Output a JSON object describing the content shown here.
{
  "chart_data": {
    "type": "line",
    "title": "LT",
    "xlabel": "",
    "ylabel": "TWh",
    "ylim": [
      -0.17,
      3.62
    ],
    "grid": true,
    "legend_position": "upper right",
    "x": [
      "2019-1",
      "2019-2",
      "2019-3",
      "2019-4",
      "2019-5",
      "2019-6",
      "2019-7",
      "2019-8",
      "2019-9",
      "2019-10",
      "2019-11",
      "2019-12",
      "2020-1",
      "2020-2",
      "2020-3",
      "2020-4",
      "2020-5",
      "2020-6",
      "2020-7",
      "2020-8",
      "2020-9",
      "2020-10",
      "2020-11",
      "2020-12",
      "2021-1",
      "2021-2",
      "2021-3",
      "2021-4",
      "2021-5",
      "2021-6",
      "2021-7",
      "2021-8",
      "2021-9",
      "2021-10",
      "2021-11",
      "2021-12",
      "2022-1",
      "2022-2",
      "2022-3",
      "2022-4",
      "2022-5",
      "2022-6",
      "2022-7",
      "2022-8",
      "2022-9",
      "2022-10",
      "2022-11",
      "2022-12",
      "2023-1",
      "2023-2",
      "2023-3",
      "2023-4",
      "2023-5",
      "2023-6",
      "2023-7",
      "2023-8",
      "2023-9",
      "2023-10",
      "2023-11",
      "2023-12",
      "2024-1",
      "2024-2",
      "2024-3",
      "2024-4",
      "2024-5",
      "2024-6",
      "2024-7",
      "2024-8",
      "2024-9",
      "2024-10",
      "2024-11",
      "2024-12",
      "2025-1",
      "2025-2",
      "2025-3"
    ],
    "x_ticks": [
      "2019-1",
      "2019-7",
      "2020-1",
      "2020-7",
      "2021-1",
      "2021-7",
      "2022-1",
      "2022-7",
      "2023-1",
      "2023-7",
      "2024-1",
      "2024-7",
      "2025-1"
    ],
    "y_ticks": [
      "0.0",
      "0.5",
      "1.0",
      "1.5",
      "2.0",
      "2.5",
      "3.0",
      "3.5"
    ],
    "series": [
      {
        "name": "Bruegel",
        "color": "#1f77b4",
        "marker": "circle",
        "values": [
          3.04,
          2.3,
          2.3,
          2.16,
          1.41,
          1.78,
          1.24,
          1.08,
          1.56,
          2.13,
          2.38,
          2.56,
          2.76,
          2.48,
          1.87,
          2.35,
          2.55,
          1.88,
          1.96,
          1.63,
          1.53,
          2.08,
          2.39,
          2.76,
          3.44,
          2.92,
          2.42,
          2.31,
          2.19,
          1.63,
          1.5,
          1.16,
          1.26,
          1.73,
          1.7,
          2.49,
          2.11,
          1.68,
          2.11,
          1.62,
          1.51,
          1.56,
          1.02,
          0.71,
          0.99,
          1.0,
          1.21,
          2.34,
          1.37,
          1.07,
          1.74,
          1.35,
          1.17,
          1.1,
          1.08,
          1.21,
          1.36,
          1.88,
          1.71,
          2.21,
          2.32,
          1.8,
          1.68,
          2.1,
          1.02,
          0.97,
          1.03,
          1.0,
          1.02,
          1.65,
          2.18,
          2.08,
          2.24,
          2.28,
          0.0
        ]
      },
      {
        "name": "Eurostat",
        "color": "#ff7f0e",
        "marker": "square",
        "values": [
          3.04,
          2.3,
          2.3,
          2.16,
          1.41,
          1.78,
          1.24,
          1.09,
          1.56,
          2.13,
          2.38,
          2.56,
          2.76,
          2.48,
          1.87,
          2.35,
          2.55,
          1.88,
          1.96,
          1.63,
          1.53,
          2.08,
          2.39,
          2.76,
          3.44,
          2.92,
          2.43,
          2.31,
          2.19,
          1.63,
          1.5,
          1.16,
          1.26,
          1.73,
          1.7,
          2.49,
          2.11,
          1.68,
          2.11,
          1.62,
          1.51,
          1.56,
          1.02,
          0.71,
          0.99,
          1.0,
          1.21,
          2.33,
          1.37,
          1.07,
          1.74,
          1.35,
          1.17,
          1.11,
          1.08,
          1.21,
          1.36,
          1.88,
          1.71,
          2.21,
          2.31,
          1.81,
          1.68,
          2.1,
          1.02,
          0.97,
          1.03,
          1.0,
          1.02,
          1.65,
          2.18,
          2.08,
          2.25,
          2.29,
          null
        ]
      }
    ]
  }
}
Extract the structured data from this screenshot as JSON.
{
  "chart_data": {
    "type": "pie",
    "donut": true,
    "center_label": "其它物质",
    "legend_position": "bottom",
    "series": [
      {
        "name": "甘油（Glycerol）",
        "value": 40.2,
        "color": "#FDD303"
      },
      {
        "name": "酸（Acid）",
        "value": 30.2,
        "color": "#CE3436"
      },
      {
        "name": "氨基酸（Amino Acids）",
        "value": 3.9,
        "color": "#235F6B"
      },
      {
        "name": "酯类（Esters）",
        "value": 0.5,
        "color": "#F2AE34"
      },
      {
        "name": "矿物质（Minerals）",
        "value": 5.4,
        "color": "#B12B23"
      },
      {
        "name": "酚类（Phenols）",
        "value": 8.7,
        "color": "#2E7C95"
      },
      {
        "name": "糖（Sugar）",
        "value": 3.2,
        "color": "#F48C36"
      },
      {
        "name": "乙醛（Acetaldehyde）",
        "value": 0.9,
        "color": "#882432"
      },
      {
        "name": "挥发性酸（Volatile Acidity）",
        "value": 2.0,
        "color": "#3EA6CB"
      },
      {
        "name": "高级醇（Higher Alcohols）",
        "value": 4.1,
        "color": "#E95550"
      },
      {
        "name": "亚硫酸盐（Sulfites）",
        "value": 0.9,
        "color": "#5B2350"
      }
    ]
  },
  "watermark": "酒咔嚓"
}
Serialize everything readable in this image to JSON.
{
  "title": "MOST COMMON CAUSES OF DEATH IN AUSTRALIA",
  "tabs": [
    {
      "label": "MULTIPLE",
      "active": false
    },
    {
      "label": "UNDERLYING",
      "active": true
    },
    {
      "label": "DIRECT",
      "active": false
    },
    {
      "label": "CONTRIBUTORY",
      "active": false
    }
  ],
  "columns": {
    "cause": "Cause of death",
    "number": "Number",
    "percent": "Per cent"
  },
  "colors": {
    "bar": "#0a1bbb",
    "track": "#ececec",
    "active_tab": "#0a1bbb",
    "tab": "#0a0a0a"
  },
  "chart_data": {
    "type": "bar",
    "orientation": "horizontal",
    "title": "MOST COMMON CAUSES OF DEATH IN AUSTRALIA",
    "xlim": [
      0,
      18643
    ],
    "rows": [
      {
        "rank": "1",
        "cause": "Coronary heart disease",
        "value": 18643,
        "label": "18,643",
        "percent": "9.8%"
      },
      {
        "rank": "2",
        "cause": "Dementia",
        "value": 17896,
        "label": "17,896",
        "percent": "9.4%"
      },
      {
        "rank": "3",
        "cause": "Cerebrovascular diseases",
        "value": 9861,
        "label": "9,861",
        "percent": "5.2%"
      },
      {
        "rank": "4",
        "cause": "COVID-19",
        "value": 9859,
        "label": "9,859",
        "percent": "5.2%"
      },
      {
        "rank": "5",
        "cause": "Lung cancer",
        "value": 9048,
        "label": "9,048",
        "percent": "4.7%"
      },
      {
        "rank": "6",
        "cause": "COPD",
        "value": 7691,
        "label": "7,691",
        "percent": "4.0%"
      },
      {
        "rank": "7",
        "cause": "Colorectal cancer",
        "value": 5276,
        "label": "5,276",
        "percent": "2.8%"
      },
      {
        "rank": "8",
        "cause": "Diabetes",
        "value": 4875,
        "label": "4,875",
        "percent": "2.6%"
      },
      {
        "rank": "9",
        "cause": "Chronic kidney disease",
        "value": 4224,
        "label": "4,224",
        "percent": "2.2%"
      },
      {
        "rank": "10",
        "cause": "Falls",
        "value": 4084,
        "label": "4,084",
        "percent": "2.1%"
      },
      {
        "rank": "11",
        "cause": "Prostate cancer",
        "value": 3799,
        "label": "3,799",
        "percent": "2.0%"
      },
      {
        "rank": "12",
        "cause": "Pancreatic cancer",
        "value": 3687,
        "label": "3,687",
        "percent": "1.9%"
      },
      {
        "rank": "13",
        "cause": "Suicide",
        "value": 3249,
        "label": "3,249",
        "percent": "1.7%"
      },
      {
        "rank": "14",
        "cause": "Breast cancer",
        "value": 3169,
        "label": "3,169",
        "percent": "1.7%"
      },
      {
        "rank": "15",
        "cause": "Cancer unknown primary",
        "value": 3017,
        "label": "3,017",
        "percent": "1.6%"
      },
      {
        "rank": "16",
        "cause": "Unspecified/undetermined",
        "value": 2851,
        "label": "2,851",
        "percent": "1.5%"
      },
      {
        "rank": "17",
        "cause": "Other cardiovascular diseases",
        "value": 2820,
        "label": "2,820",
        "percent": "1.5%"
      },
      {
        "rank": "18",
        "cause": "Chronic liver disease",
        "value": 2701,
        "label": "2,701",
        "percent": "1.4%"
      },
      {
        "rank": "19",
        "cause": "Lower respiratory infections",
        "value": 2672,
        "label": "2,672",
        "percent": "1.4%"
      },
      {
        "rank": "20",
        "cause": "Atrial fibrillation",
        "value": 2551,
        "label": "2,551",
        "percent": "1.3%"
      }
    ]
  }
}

######

→ REQUIREMENT
Search the entries for the word "MOST", then list each line that holds it.

→ ANSWER TO THE TASK
  "title": "MOST COMMON CAUSES OF DEATH IN AUSTRALIA",
    "title": "MOST COMMON CAUSES OF DEATH IN AUSTRALIA",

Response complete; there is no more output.